=== Problem details ===
Can you rewrite the data below with every "velocity-stroke" replaced by "speed-stroke" and everything else unchanged? Leave the pictures out of your answer.
── Supplied material
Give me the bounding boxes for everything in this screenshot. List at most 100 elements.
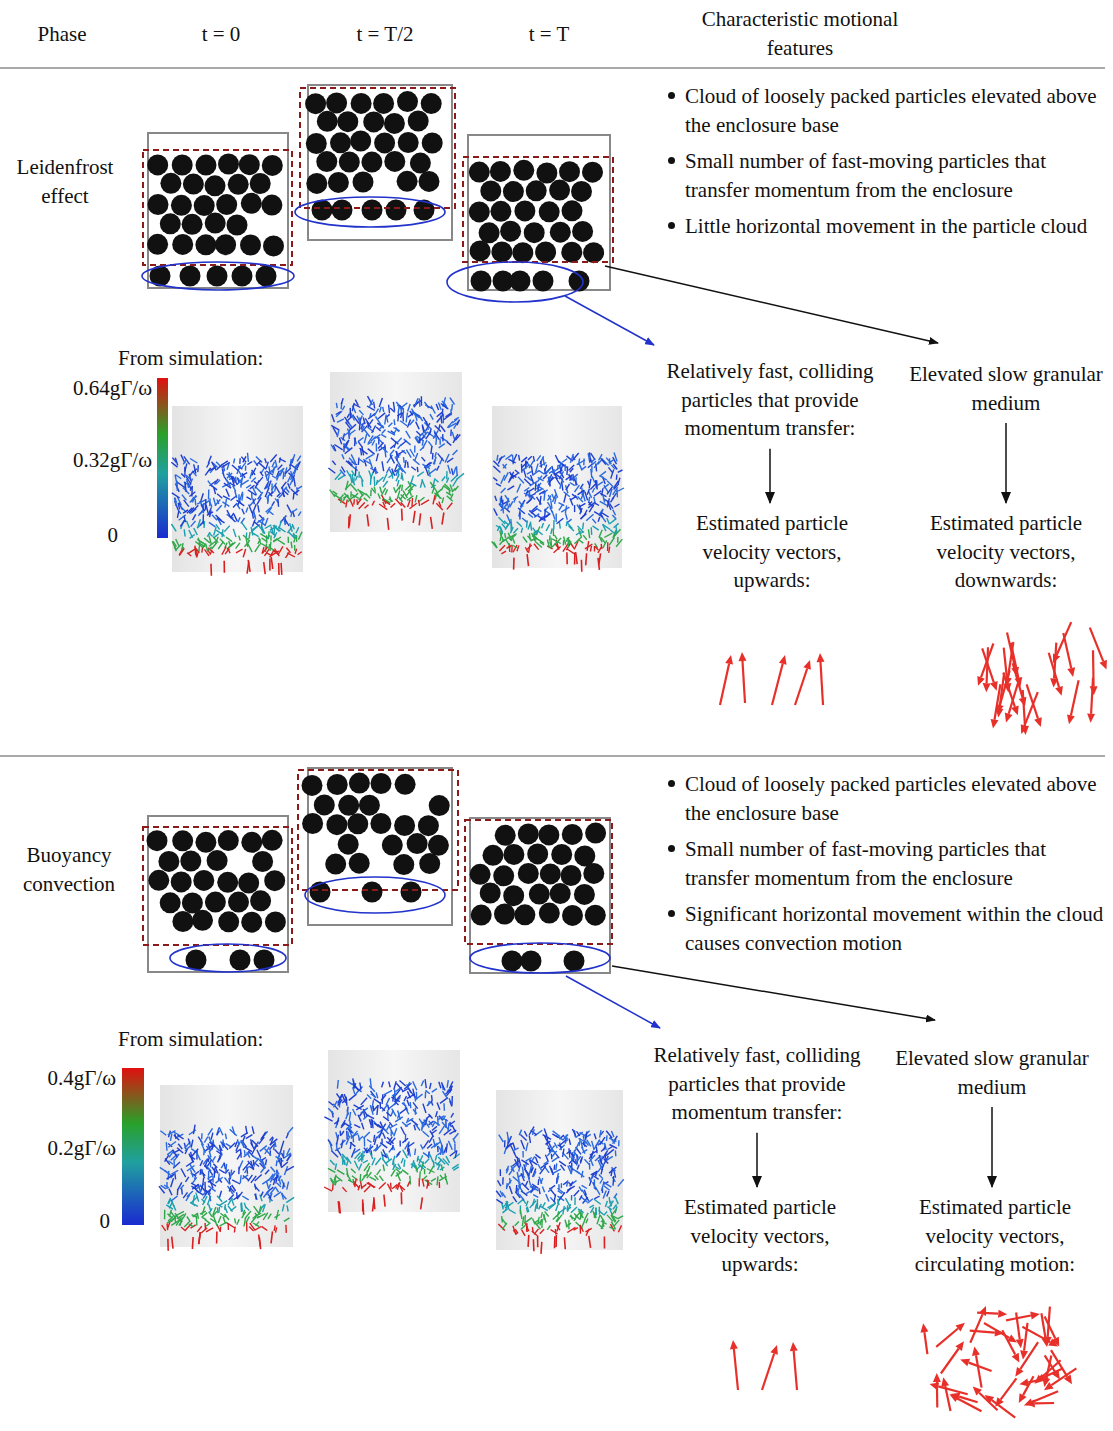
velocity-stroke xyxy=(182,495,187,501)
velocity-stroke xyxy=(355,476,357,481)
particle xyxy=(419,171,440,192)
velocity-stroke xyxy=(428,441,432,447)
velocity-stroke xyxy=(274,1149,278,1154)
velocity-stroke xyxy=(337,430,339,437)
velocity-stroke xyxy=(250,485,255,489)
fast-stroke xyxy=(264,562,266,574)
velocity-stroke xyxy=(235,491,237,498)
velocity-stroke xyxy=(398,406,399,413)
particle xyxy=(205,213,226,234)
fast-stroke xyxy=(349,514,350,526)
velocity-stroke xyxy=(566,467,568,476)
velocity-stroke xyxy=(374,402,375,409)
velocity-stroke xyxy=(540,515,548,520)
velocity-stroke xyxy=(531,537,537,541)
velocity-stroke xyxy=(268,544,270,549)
────
=== Output ===
Give me the bounding boxes for everything in this screenshot. List at most 100 elements.
speed-stroke xyxy=(182,495,187,501)
speed-stroke xyxy=(355,476,357,481)
particle xyxy=(419,171,440,192)
speed-stroke xyxy=(428,441,432,447)
speed-stroke xyxy=(274,1149,278,1154)
speed-stroke xyxy=(337,430,339,437)
speed-stroke xyxy=(250,485,255,489)
fast-stroke xyxy=(264,562,266,574)
speed-stroke xyxy=(235,491,237,498)
speed-stroke xyxy=(398,406,399,413)
particle xyxy=(205,213,226,234)
fast-stroke xyxy=(349,514,350,526)
speed-stroke xyxy=(566,467,568,476)
speed-stroke xyxy=(374,402,375,409)
speed-stroke xyxy=(540,515,548,520)
speed-stroke xyxy=(531,537,537,541)
speed-stroke xyxy=(268,544,270,549)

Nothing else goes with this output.